▶ [Your instructions]: Check each line below for the word "حاسوب", and copy those that have it.

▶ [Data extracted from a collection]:
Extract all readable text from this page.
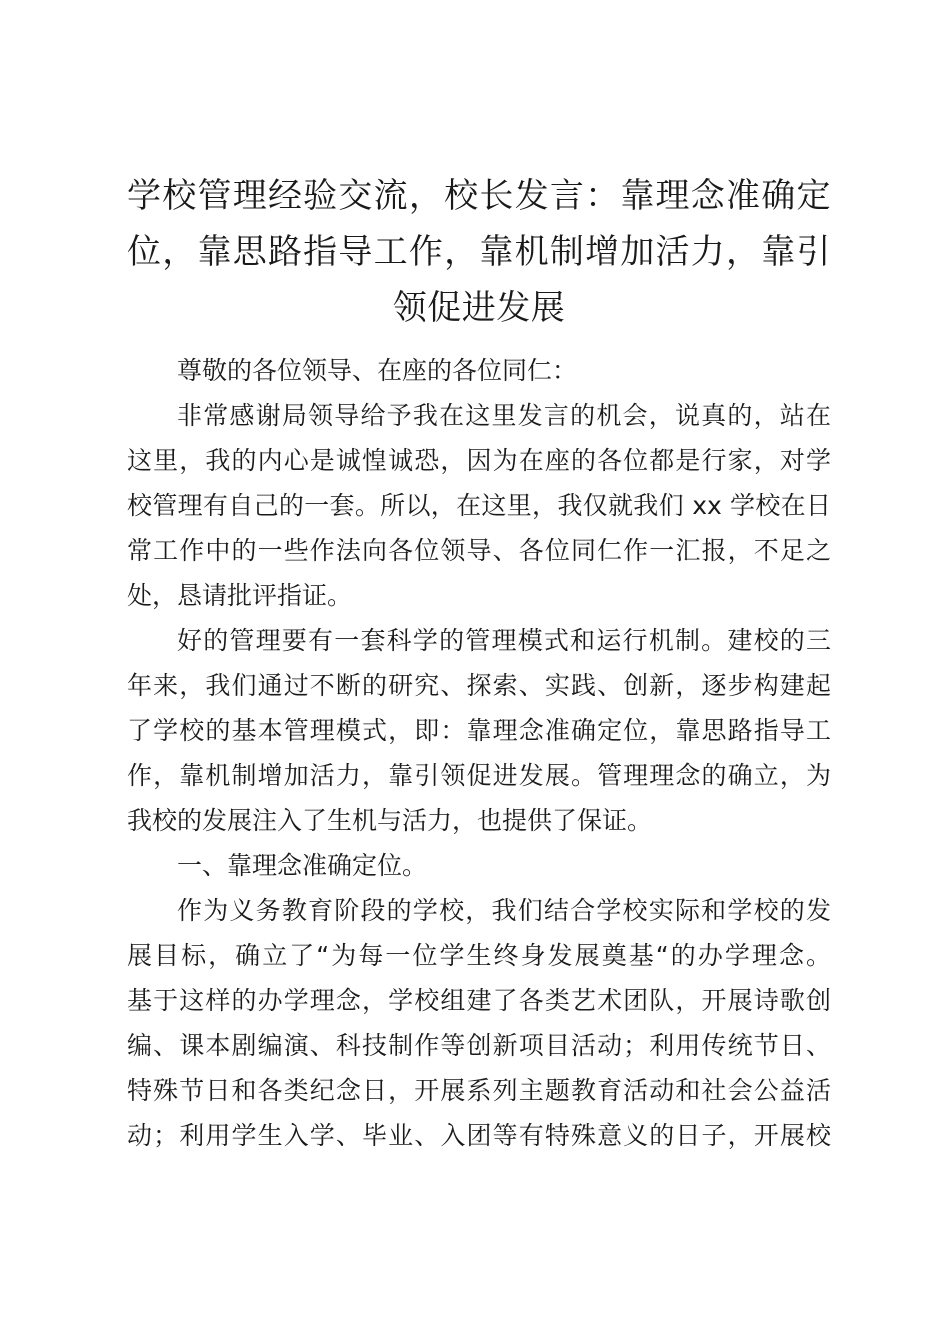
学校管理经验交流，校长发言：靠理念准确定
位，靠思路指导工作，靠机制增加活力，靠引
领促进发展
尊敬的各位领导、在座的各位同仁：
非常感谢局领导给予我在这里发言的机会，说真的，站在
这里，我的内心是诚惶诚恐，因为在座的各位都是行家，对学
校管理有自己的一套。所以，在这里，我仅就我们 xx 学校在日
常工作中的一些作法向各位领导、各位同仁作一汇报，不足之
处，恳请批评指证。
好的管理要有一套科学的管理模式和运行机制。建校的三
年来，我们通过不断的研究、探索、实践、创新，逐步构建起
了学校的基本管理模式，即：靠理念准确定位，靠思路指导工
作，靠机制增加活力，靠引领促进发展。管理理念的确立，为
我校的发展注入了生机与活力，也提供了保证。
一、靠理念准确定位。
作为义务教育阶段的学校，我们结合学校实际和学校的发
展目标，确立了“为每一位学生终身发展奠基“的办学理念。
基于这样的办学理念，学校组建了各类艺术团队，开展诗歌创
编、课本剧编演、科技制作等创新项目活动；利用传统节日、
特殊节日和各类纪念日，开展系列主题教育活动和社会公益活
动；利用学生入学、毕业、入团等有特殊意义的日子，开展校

* * *

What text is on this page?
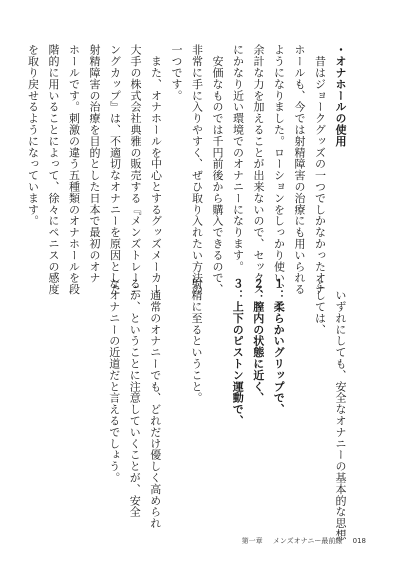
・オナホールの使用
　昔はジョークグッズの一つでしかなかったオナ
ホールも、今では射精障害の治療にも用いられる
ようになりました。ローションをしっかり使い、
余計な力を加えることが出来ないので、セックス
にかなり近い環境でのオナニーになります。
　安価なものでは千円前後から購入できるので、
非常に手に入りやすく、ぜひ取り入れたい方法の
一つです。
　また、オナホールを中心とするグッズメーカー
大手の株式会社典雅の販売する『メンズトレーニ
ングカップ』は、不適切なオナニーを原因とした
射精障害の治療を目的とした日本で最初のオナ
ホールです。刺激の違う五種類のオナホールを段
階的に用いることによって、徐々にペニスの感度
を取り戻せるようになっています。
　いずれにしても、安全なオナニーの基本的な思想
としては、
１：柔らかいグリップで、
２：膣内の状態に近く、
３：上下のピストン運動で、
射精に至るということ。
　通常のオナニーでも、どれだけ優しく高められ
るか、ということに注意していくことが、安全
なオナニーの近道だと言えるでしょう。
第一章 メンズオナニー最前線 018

...

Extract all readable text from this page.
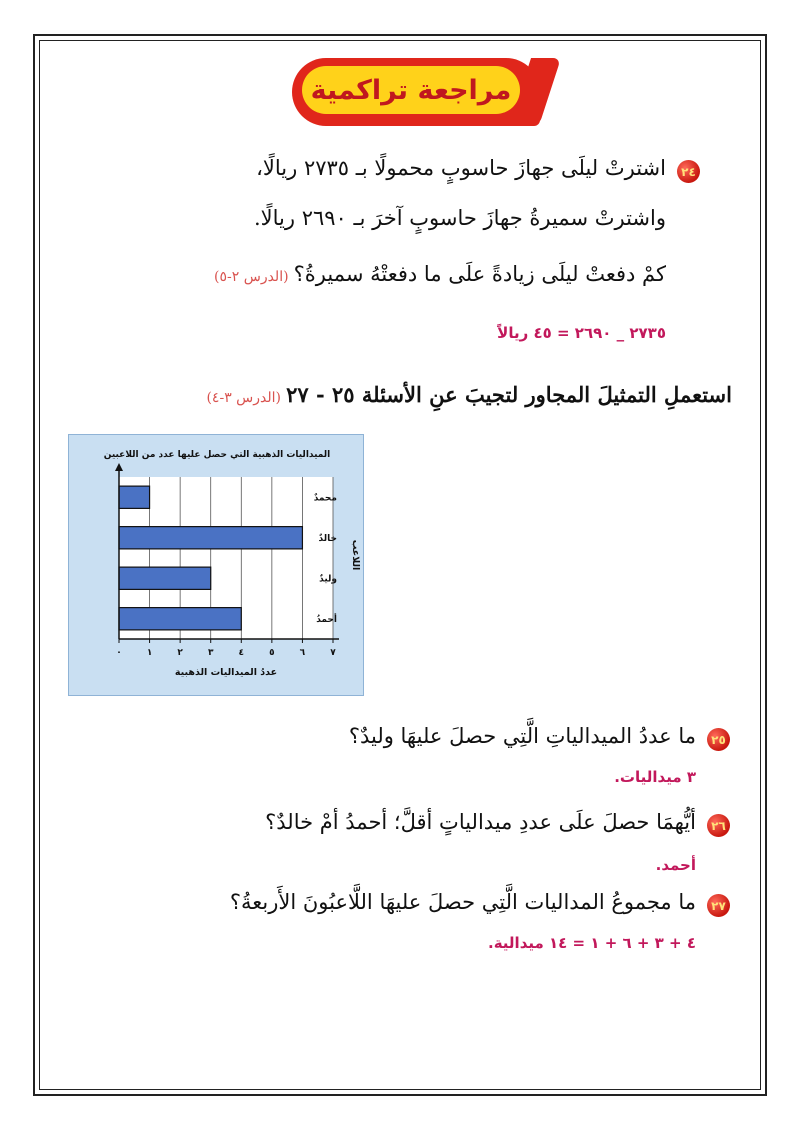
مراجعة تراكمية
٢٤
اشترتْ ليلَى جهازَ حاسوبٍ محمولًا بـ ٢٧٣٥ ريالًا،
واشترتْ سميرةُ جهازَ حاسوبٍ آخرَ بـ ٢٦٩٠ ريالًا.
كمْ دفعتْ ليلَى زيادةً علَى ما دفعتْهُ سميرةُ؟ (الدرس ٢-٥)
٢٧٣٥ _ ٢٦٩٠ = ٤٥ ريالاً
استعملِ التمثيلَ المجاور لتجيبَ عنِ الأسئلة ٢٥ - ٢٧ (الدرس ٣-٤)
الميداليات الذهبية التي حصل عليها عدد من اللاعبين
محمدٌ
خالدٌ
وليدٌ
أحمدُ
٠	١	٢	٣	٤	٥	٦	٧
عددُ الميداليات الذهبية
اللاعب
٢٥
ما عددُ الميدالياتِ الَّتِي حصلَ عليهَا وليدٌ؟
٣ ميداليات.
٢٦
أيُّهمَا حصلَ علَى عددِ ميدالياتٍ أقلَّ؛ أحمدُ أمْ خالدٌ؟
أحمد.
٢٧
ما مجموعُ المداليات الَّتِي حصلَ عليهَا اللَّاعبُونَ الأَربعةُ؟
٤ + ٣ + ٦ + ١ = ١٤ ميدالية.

▶ [Written answer]:
اشترتْ ليلَى جهازَ حاسوبٍ محمولًا بـ ٢٧٣٥ ريالًا،
واشترتْ سميرةُ جهازَ حاسوبٍ آخرَ بـ ٢٦٩٠ ريالًا.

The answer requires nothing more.